◆ EXERCISE DESCRIPTION
Find every line with the word "Elevation". Copy those lines.
## BEGIN DATA PROVIDED
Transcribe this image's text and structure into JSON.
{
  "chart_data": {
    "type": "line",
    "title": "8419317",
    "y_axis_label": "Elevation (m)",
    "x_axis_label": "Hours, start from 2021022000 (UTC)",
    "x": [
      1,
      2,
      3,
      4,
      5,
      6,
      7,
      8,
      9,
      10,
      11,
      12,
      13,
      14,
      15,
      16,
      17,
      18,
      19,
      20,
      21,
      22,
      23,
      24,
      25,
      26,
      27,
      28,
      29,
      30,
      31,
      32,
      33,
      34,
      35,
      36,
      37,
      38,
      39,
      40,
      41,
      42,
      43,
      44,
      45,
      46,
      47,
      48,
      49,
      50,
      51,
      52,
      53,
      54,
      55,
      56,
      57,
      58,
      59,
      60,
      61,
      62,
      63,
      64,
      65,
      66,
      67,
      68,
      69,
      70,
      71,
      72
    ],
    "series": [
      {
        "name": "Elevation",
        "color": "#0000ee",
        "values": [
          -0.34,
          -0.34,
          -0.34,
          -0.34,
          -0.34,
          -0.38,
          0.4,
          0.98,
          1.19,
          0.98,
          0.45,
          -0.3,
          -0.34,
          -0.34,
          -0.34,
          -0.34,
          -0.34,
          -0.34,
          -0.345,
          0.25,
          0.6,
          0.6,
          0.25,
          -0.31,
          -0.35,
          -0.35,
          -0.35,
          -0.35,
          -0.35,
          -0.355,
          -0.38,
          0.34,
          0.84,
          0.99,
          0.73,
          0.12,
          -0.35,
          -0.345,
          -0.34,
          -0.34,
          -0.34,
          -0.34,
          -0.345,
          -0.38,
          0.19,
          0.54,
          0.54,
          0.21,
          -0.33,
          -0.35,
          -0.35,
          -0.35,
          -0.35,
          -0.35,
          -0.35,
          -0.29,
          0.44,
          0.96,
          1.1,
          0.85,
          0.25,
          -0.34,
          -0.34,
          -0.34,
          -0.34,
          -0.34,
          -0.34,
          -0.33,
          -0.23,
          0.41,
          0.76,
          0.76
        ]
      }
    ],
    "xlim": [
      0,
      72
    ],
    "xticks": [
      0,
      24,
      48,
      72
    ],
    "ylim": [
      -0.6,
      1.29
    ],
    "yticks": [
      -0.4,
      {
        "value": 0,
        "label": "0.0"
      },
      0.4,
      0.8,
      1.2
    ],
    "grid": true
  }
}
## END DATA PROVIDED
◆ SOLUTION TO THE PROBLEM
    "y_axis_label": "Elevation (m)",
        "name": "Elevation",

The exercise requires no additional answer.